* To be done:
Copy every line that mentions the word "color".
• • • •
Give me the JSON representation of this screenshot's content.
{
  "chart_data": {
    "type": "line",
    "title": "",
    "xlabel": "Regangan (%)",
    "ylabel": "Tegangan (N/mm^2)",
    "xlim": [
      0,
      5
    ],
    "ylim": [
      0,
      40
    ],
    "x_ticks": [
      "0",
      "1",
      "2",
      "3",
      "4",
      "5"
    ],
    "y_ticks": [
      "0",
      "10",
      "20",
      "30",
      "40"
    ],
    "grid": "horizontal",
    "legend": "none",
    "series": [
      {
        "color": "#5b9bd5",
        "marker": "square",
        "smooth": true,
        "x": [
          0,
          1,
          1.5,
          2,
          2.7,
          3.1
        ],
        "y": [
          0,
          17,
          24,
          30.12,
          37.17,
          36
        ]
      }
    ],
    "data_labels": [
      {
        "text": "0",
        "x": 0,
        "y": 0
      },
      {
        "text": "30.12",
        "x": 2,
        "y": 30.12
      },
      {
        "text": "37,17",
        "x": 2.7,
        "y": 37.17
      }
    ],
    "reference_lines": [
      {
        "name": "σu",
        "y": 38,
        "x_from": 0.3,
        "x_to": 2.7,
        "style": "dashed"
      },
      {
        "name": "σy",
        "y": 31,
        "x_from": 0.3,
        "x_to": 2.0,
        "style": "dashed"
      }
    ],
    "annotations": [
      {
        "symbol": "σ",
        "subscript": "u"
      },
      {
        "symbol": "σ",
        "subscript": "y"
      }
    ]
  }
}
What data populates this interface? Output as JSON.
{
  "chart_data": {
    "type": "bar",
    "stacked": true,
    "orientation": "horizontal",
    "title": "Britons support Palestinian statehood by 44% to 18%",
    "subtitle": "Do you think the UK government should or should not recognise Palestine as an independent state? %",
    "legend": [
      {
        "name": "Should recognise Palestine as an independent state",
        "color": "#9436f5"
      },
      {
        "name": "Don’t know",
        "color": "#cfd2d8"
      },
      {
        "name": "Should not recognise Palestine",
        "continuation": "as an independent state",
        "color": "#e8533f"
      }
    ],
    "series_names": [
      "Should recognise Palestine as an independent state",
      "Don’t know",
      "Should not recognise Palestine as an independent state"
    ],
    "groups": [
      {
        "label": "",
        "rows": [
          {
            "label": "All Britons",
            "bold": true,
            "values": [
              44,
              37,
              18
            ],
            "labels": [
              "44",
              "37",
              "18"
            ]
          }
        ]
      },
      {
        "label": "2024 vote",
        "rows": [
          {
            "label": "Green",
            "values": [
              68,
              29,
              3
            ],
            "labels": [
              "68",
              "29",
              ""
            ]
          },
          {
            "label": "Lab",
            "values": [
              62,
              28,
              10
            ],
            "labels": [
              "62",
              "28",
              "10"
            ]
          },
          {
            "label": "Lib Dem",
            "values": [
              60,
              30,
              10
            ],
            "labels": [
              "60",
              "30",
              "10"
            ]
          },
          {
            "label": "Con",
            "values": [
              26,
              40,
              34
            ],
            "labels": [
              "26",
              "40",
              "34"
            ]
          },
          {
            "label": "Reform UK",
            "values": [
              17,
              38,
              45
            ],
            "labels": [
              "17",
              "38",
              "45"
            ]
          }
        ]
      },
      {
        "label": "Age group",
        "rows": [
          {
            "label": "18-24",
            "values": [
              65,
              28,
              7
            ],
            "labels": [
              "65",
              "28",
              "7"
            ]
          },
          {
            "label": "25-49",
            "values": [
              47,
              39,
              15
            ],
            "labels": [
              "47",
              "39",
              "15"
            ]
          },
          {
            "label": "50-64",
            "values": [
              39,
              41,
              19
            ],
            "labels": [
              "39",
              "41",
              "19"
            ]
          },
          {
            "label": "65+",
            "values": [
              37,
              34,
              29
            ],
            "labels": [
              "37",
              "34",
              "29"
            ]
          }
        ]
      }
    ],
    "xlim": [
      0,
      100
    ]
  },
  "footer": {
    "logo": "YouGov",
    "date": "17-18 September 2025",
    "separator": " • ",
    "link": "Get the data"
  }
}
• • • •
* The solution:
        "color": "#5b9bd5",
        "color": "#9436f5"
        "color": "#cfd2d8"
        "color": "#e8533f"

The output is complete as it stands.